--- Task details ---
Return, exactly, the line that contains "Transcribe this image's" together with all lines after it to the end of the entries, and no further lines.

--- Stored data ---

■ ■ ■ ■

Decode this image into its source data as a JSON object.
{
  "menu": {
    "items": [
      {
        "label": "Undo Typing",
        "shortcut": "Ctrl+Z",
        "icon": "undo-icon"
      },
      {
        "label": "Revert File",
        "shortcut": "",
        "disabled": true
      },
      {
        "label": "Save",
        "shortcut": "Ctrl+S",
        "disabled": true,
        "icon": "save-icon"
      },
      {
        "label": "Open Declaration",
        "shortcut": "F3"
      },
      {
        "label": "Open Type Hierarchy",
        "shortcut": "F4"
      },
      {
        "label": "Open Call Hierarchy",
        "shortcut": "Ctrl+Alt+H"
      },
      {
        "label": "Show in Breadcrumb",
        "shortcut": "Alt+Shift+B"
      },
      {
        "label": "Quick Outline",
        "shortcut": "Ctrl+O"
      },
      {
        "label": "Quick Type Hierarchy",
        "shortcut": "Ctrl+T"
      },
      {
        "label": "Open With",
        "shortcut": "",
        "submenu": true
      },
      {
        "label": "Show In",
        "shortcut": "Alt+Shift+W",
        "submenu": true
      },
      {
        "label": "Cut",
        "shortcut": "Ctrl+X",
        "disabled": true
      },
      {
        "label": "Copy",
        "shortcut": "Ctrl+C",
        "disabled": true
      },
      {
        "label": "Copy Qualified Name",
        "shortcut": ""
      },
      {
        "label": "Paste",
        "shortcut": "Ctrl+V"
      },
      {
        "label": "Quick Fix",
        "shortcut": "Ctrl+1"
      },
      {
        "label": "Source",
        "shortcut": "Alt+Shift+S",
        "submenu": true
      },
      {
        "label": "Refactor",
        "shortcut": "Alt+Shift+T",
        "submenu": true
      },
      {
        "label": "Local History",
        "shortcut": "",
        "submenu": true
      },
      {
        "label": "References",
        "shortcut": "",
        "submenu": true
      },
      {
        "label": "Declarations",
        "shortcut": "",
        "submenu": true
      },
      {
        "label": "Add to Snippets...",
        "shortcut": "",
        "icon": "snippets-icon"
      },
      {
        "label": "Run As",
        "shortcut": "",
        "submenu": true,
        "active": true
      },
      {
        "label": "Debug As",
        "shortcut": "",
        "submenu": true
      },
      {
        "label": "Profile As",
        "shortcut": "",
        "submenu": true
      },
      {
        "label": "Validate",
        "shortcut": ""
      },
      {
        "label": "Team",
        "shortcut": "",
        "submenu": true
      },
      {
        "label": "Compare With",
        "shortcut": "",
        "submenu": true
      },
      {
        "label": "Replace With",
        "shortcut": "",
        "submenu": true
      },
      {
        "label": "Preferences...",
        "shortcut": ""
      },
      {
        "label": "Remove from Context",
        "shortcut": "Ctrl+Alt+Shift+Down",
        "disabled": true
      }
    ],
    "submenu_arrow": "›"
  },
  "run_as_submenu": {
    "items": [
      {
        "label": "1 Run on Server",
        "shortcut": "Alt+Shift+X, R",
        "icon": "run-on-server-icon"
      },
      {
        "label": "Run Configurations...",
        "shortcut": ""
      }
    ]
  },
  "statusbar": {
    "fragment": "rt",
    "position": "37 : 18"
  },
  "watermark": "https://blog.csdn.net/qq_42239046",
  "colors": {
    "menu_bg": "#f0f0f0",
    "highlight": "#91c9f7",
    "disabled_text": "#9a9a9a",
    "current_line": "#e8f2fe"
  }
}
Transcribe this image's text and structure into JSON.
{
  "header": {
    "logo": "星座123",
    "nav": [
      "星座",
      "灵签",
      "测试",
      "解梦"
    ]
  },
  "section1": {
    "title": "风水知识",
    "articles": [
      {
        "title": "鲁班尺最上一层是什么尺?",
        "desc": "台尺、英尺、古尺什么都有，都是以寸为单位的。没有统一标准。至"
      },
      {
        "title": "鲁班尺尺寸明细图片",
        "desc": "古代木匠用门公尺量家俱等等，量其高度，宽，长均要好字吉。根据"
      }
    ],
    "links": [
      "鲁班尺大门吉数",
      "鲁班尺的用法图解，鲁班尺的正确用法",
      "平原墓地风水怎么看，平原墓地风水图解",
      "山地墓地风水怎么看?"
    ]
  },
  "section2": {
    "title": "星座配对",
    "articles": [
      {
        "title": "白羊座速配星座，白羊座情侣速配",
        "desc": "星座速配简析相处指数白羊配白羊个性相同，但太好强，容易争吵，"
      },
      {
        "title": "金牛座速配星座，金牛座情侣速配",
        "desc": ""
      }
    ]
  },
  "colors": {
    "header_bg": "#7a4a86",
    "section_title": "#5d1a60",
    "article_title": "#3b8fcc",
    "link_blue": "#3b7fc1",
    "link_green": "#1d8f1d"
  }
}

■ ■ ■ ■

--- Task result ---
Transcribe this image's text and structure into JSON.
{
  "header": {
    "logo": "星座123",
    "nav": [
      "星座",
      "灵签",
      "测试",
      "解梦"
    ]
  },
  "section1": {
    "title": "风水知识",
    "articles": [
      {
        "title": "鲁班尺最上一层是什么尺?",
        "desc": "台尺、英尺、古尺什么都有，都是以寸为单位的。没有统一标准。至"
      },
      {
        "title": "鲁班尺尺寸明细图片",
        "desc": "古代木匠用门公尺量家俱等等，量其高度，宽，长均要好字吉。根据"
      }
    ],
    "links": [
      "鲁班尺大门吉数",
      "鲁班尺的用法图解，鲁班尺的正确用法",
      "平原墓地风水怎么看，平原墓地风水图解",
      "山地墓地风水怎么看?"
    ]
  },
  "section2": {
    "title": "星座配对",
    "articles": [
      {
        "title": "白羊座速配星座，白羊座情侣速配",
        "desc": "星座速配简析相处指数白羊配白羊个性相同，但太好强，容易争吵，"
      },
      {
        "title": "金牛座速配星座，金牛座情侣速配",
        "desc": ""
      }
    ]
  },
  "colors": {
    "header_bg": "#7a4a86",
    "section_title": "#5d1a60",
    "article_title": "#3b8fcc",
    "link_blue": "#3b7fc1",
    "link_green": "#1d8f1d"
  }
}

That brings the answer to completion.